EXERCISE BRIEF:
Using the records below, please work out how many lines contain "only"; answer with the number alone.

** start of INFORMATION SUPPLIED **

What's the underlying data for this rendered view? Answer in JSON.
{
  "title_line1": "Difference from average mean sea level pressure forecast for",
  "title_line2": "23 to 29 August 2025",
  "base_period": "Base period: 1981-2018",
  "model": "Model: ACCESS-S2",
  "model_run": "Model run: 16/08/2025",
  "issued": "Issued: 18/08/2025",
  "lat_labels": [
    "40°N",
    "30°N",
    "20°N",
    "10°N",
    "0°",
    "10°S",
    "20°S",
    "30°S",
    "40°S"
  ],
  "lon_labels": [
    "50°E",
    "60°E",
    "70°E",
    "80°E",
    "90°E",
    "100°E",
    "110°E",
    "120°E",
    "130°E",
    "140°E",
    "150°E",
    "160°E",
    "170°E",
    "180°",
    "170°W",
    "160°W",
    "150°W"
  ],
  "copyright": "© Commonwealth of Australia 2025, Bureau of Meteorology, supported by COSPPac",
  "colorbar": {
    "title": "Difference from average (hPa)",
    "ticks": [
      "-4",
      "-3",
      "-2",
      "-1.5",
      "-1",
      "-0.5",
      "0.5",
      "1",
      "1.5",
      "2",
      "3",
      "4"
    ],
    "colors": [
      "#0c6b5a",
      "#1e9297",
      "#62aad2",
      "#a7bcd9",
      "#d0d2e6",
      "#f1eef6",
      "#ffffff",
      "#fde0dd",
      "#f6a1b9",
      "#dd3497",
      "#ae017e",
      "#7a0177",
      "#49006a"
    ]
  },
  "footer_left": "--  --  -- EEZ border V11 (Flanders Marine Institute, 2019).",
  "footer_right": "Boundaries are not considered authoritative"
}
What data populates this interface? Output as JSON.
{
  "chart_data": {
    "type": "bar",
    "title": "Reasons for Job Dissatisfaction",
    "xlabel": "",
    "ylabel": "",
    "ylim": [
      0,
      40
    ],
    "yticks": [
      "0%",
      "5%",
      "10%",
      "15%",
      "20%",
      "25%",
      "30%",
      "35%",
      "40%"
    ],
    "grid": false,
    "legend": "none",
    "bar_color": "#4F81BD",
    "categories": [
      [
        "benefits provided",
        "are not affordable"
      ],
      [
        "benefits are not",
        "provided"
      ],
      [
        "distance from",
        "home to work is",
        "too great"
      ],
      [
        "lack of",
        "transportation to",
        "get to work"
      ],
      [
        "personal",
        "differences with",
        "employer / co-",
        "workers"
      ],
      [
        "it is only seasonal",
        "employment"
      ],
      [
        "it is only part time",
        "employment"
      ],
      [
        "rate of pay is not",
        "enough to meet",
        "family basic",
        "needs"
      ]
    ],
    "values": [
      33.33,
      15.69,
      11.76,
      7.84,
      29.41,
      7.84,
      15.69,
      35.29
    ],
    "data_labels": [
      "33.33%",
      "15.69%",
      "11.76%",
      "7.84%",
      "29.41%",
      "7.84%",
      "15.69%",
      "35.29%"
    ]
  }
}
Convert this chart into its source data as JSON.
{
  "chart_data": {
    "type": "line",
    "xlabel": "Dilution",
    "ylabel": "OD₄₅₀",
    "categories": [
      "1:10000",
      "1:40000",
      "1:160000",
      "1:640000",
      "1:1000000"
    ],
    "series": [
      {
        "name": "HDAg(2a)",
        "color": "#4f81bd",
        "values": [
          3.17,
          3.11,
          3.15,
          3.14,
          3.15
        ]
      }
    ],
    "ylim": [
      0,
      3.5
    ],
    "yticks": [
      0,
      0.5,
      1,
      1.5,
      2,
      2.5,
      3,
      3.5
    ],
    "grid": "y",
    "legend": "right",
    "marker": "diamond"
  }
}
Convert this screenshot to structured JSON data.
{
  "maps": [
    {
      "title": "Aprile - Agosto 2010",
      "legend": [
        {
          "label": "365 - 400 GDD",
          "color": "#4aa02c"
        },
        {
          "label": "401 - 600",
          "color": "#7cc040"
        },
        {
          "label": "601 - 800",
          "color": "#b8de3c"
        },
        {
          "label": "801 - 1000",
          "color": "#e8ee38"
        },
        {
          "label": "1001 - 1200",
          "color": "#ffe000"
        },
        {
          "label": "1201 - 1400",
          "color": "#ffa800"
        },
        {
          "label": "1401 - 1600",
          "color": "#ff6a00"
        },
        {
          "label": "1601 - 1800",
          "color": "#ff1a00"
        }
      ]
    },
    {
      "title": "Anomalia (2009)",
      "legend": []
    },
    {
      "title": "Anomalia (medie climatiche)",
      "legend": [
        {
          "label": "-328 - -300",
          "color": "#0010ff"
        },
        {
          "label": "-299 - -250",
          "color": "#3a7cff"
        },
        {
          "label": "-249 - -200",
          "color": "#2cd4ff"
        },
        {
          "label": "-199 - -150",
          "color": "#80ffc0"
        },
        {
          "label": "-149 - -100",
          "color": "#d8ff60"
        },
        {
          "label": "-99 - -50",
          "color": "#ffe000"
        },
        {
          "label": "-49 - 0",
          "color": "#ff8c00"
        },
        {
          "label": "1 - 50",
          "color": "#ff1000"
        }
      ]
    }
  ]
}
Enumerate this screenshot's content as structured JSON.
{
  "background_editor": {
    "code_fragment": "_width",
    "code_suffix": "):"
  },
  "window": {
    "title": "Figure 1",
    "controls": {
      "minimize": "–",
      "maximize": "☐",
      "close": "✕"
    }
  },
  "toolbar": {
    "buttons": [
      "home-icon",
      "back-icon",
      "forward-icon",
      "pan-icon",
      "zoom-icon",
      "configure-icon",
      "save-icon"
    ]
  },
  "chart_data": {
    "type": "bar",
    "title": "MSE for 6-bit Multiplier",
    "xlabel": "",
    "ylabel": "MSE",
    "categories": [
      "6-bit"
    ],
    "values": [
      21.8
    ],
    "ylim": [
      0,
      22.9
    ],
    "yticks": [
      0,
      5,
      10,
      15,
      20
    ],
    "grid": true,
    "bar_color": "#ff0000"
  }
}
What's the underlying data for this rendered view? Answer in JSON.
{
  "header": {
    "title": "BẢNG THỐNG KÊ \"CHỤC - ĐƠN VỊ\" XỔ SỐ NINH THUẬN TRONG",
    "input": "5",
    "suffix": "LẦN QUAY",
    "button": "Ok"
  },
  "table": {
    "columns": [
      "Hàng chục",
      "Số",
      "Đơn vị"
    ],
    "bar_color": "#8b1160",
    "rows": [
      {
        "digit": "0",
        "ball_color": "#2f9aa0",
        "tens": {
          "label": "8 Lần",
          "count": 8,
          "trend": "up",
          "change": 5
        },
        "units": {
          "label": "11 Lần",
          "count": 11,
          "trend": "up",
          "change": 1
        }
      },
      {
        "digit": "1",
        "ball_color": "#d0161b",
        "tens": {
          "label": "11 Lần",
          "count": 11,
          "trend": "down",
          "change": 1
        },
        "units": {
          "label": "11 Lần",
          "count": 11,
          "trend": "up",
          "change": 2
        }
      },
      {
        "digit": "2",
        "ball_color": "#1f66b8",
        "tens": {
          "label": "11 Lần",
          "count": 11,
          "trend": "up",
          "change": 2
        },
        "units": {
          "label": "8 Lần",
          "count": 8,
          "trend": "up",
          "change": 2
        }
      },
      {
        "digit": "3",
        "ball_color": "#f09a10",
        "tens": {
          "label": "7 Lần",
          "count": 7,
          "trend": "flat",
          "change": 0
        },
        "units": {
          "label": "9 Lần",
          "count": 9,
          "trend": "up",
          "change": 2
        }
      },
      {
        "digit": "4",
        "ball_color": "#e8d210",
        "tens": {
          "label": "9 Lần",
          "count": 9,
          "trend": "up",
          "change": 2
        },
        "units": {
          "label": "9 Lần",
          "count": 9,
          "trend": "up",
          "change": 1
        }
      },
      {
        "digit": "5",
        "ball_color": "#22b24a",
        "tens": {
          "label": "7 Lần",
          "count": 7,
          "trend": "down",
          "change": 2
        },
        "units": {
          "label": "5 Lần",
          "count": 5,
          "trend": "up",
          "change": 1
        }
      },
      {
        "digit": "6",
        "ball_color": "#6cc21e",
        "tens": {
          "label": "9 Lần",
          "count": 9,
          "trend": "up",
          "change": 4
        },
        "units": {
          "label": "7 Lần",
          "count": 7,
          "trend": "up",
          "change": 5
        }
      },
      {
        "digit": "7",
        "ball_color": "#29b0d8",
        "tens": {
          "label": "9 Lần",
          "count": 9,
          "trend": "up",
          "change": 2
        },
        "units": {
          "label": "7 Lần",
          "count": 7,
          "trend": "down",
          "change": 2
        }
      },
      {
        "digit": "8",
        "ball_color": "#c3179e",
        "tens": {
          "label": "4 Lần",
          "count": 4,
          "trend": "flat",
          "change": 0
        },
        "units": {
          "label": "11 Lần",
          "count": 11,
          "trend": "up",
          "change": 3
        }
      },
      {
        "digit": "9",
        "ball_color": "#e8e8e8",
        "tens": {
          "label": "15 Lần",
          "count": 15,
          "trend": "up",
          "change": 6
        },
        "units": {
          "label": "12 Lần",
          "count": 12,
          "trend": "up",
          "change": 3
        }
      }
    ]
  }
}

** end of INFORMATION SUPPLIED **

OUTPUT:
2